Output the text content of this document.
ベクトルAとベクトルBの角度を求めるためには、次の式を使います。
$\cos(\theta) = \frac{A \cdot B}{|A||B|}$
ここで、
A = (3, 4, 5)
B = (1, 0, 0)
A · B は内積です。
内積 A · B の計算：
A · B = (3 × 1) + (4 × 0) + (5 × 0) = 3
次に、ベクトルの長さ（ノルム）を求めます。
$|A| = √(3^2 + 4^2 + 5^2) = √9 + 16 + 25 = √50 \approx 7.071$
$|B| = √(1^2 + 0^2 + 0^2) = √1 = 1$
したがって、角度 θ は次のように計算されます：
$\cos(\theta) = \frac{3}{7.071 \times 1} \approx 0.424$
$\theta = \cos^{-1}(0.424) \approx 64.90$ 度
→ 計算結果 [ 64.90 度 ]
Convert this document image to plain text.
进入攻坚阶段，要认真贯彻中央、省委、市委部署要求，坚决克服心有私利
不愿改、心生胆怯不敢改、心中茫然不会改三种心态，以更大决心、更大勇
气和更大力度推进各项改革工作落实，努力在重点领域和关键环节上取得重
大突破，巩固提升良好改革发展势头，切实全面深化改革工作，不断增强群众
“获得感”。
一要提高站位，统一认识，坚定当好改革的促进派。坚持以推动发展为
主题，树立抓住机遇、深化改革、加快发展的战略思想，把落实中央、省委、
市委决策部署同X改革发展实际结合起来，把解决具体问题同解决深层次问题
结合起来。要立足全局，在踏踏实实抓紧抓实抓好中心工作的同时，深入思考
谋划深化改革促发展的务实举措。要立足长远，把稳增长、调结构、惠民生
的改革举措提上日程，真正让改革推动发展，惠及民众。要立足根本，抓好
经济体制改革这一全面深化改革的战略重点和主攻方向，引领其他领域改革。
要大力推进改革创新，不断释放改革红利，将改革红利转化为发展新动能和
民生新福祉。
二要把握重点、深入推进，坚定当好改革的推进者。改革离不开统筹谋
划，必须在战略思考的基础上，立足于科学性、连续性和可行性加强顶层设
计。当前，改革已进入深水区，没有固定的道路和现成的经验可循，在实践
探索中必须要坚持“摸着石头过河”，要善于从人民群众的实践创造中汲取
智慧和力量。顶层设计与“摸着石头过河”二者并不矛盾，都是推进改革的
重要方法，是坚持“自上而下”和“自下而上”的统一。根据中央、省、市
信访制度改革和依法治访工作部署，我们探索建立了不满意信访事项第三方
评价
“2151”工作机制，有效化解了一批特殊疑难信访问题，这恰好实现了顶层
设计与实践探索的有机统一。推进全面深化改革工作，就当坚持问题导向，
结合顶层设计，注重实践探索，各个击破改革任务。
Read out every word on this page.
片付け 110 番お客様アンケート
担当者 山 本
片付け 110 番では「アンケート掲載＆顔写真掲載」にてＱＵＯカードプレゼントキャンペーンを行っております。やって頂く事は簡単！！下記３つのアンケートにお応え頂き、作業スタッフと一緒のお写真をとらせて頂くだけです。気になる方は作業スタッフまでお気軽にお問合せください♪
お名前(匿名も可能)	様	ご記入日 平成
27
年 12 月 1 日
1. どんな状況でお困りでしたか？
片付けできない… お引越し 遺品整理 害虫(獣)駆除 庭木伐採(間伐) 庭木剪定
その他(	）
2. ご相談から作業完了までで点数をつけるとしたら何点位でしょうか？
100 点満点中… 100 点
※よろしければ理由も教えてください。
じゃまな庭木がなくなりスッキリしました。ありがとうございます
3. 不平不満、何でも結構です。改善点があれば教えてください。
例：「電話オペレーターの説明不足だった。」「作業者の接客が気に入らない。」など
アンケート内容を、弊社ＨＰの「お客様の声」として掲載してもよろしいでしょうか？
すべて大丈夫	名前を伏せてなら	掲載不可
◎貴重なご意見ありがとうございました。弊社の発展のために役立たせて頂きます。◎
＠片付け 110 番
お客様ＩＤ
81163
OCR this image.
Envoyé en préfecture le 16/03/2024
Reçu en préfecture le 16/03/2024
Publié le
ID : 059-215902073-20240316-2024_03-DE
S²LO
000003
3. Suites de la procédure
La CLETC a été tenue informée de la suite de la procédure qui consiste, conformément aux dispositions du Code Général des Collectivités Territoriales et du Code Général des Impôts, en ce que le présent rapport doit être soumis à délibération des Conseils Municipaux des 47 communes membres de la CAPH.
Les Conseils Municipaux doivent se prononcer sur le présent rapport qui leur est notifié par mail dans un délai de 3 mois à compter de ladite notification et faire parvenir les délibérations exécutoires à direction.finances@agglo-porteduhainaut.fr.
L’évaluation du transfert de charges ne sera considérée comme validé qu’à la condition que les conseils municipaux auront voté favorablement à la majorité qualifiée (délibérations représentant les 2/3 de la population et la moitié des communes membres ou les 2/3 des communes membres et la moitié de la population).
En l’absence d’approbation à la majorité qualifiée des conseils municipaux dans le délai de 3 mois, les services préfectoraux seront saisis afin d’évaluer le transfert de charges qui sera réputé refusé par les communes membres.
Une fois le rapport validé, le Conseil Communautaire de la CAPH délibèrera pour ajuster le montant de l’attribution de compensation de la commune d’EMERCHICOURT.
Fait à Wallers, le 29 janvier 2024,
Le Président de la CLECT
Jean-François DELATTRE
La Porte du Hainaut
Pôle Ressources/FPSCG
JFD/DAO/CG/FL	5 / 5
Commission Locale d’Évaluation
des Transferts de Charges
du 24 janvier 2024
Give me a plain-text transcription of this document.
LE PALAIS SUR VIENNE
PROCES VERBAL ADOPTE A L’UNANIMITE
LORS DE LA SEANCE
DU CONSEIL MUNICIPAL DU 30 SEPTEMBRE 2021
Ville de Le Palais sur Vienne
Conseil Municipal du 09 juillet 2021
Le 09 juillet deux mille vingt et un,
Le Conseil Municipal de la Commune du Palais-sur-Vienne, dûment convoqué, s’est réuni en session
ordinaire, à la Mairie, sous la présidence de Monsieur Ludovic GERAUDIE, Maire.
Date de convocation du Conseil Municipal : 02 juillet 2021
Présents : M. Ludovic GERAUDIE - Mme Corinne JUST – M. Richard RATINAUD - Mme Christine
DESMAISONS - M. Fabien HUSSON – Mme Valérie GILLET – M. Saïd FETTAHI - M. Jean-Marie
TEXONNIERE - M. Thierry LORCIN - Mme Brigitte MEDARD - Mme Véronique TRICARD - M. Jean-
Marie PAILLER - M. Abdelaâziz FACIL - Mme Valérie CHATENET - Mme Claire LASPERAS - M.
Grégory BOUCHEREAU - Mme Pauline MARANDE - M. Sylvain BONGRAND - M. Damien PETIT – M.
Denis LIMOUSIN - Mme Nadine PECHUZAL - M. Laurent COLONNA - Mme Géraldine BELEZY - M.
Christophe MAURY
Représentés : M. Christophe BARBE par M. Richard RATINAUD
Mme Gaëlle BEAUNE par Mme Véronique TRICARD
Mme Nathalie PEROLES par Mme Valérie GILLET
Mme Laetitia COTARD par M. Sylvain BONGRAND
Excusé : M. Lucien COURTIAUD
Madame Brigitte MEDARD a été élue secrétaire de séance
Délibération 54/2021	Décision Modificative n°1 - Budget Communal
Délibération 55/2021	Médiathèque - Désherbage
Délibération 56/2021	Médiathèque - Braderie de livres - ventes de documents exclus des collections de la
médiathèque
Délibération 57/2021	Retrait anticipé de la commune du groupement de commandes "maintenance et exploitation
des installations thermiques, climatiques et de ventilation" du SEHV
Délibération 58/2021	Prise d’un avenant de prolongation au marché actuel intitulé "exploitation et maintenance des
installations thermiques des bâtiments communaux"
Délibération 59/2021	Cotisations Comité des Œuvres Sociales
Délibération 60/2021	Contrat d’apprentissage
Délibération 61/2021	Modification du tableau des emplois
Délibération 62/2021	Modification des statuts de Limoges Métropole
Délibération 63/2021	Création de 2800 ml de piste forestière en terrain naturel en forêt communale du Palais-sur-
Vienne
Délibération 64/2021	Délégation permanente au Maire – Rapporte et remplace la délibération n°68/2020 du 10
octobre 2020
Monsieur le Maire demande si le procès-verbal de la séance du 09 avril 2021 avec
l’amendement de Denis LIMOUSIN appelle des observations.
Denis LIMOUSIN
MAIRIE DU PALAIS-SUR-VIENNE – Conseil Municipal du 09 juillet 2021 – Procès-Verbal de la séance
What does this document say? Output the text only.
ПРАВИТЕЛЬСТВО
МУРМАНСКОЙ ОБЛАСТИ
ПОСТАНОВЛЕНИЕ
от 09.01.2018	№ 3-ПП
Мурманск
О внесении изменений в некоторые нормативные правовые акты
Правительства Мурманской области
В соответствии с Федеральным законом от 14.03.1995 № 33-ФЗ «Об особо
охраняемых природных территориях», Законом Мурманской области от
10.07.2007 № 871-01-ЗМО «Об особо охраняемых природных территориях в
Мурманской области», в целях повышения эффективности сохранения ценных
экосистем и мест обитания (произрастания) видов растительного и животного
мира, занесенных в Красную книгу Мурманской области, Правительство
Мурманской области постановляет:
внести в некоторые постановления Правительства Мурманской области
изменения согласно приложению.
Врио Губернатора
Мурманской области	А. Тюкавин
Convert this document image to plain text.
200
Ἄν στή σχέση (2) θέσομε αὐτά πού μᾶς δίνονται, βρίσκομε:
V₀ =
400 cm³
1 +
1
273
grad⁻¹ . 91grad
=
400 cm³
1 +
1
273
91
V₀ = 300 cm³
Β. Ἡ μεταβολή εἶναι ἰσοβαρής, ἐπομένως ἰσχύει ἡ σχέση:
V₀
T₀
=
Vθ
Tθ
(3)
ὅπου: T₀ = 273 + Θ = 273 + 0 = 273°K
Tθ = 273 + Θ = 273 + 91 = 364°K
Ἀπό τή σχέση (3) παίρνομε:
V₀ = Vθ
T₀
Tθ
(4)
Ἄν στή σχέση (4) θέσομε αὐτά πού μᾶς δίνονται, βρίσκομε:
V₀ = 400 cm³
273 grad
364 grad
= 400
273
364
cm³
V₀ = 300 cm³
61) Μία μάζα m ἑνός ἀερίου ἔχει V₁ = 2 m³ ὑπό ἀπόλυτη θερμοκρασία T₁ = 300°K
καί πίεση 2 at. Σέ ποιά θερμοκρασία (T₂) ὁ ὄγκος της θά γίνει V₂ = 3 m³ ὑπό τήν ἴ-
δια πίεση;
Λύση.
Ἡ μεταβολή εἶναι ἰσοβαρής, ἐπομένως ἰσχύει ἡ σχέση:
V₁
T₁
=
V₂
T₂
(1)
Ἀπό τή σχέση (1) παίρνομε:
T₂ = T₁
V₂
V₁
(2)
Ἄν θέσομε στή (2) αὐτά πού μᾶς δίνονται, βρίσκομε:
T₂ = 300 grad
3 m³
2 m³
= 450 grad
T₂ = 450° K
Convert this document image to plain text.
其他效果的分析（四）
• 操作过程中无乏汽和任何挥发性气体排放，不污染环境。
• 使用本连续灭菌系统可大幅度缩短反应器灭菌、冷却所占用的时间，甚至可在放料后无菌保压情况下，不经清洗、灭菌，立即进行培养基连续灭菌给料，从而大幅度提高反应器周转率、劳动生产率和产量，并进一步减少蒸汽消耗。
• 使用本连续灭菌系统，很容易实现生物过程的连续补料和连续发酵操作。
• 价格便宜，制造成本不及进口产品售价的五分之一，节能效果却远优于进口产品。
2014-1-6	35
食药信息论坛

.....

◆ **Required task**: Show all lines from the records above where the word "exploitation" occurs.

◆ **Complete output**:
Délibération 57/2021	Retrait anticipé de la commune du groupement de commandes "maintenance et exploitation
Délibération 58/2021	Prise d’un avenant de prolongation au marché actuel intitulé "exploitation et maintenance des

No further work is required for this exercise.